- **Instructions for the task**:
Without including any images, reproduce each entry exactly.

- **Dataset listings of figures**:
— start —
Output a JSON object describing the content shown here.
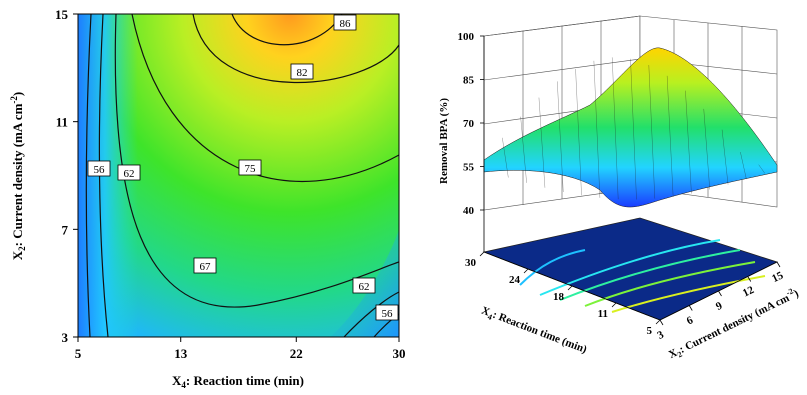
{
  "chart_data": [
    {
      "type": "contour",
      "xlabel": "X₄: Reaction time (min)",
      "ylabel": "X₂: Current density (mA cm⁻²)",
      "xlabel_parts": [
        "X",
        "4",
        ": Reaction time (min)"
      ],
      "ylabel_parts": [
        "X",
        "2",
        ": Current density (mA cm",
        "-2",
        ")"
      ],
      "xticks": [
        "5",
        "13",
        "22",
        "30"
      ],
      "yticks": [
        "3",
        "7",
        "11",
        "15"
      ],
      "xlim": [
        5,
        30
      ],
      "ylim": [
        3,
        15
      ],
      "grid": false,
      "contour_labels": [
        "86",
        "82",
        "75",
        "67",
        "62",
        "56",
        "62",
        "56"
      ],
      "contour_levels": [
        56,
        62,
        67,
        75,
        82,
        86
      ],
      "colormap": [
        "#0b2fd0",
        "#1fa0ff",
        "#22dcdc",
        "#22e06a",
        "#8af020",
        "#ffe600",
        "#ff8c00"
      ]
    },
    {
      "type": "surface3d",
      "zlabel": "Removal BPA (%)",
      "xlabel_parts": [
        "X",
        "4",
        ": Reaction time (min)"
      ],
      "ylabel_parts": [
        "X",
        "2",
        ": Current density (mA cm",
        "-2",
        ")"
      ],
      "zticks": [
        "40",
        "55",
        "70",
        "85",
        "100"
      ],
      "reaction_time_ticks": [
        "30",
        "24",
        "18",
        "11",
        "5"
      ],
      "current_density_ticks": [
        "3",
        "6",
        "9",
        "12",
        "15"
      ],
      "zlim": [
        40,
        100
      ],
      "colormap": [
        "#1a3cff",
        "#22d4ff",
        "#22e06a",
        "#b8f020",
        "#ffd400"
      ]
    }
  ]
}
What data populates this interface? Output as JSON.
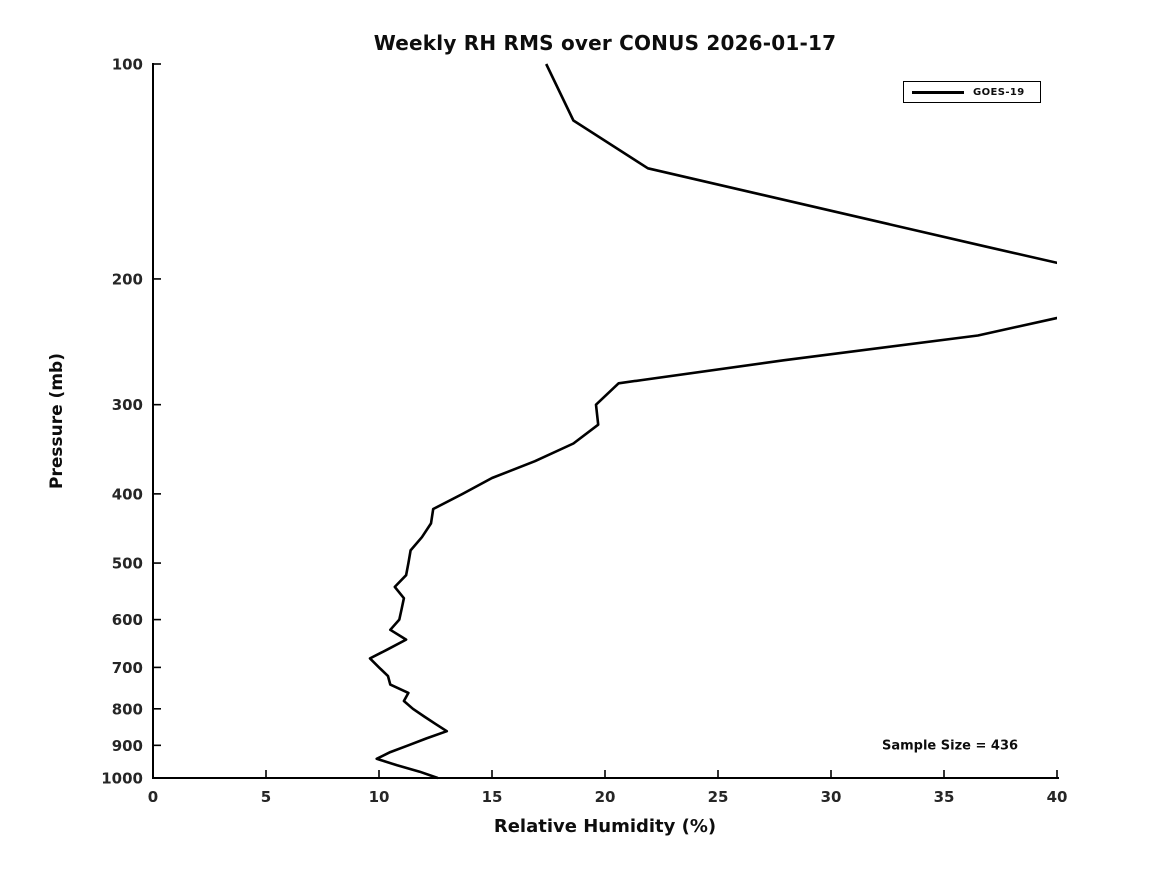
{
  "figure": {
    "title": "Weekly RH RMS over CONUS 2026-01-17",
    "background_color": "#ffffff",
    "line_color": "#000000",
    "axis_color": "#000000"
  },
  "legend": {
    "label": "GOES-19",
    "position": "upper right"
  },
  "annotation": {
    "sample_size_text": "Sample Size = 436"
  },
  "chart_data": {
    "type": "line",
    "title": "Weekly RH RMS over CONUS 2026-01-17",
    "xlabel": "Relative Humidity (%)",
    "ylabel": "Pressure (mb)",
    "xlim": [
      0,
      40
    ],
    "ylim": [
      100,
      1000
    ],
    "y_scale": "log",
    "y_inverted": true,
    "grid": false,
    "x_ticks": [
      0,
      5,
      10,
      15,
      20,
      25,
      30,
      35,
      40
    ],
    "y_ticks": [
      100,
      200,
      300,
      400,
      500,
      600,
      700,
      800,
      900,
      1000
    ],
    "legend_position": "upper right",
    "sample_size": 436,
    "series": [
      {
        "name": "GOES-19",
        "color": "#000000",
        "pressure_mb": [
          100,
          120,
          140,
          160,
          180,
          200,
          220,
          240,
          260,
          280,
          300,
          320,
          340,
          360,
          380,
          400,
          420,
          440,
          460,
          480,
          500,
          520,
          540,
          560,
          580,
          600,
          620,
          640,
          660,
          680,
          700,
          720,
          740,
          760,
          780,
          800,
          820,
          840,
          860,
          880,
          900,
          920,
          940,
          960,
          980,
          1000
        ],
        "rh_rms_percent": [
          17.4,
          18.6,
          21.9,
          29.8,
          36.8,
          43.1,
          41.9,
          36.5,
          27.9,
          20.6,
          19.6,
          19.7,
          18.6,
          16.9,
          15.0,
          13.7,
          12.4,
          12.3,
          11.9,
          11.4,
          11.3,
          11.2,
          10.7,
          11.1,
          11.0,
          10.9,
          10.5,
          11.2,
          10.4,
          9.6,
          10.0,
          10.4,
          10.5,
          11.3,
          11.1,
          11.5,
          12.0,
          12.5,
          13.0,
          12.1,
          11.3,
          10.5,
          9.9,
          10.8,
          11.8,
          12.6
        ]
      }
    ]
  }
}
— end —
- **Result below**:
Output a JSON object describing the content shown here.
{
  "chart_data": [
    {
      "type": "contour",
      "xlabel": "X₄: Reaction time (min)",
      "ylabel": "X₂: Current density (mA cm⁻²)",
      "xlabel_parts": [
        "X",
        "4",
        ": Reaction time (min)"
      ],
      "ylabel_parts": [
        "X",
        "2",
        ": Current density (mA cm",
        "-2",
        ")"
      ],
      "xticks": [
        "5",
        "13",
        "22",
        "30"
      ],
      "yticks": [
        "3",
        "7",
        "11",
        "15"
      ],
      "xlim": [
        5,
        30
      ],
      "ylim": [
        3,
        15
      ],
      "grid": false,
      "contour_labels": [
        "86",
        "82",
        "75",
        "67",
        "62",
        "56",
        "62",
        "56"
      ],
      "contour_levels": [
        56,
        62,
        67,
        75,
        82,
        86
      ],
      "colormap": [
        "#0b2fd0",
        "#1fa0ff",
        "#22dcdc",
        "#22e06a",
        "#8af020",
        "#ffe600",
        "#ff8c00"
      ]
    },
    {
      "type": "surface3d",
      "zlabel": "Removal BPA (%)",
      "xlabel_parts": [
        "X",
        "4",
        ": Reaction time (min)"
      ],
      "ylabel_parts": [
        "X",
        "2",
        ": Current density (mA cm",
        "-2",
        ")"
      ],
      "zticks": [
        "40",
        "55",
        "70",
        "85",
        "100"
      ],
      "reaction_time_ticks": [
        "30",
        "24",
        "18",
        "11",
        "5"
      ],
      "current_density_ticks": [
        "3",
        "6",
        "9",
        "12",
        "15"
      ],
      "zlim": [
        40,
        100
      ],
      "colormap": [
        "#1a3cff",
        "#22d4ff",
        "#22e06a",
        "#b8f020",
        "#ffd400"
      ]
    }
  ]
}
What data populates this interface? Output as JSON.
{
  "figure": {
    "title": "Weekly RH RMS over CONUS 2026-01-17",
    "background_color": "#ffffff",
    "line_color": "#000000",
    "axis_color": "#000000"
  },
  "legend": {
    "label": "GOES-19",
    "position": "upper right"
  },
  "annotation": {
    "sample_size_text": "Sample Size = 436"
  },
  "chart_data": {
    "type": "line",
    "title": "Weekly RH RMS over CONUS 2026-01-17",
    "xlabel": "Relative Humidity (%)",
    "ylabel": "Pressure (mb)",
    "xlim": [
      0,
      40
    ],
    "ylim": [
      100,
      1000
    ],
    "y_scale": "log",
    "y_inverted": true,
    "grid": false,
    "x_ticks": [
      0,
      5,
      10,
      15,
      20,
      25,
      30,
      35,
      40
    ],
    "y_ticks": [
      100,
      200,
      300,
      400,
      500,
      600,
      700,
      800,
      900,
      1000
    ],
    "legend_position": "upper right",
    "sample_size": 436,
    "series": [
      {
        "name": "GOES-19",
        "color": "#000000",
        "pressure_mb": [
          100,
          120,
          140,
          160,
          180,
          200,
          220,
          240,
          260,
          280,
          300,
          320,
          340,
          360,
          380,
          400,
          420,
          440,
          460,
          480,
          500,
          520,
          540,
          560,
          580,
          600,
          620,
          640,
          660,
          680,
          700,
          720,
          740,
          760,
          780,
          800,
          820,
          840,
          860,
          880,
          900,
          920,
          940,
          960,
          980,
          1000
        ],
        "rh_rms_percent": [
          17.4,
          18.6,
          21.9,
          29.8,
          36.8,
          43.1,
          41.9,
          36.5,
          27.9,
          20.6,
          19.6,
          19.7,
          18.6,
          16.9,
          15.0,
          13.7,
          12.4,
          12.3,
          11.9,
          11.4,
          11.3,
          11.2,
          10.7,
          11.1,
          11.0,
          10.9,
          10.5,
          11.2,
          10.4,
          9.6,
          10.0,
          10.4,
          10.5,
          11.3,
          11.1,
          11.5,
          12.0,
          12.5,
          13.0,
          12.1,
          11.3,
          10.5,
          9.9,
          10.8,
          11.8,
          12.6
        ]
      }
    ]
  }
}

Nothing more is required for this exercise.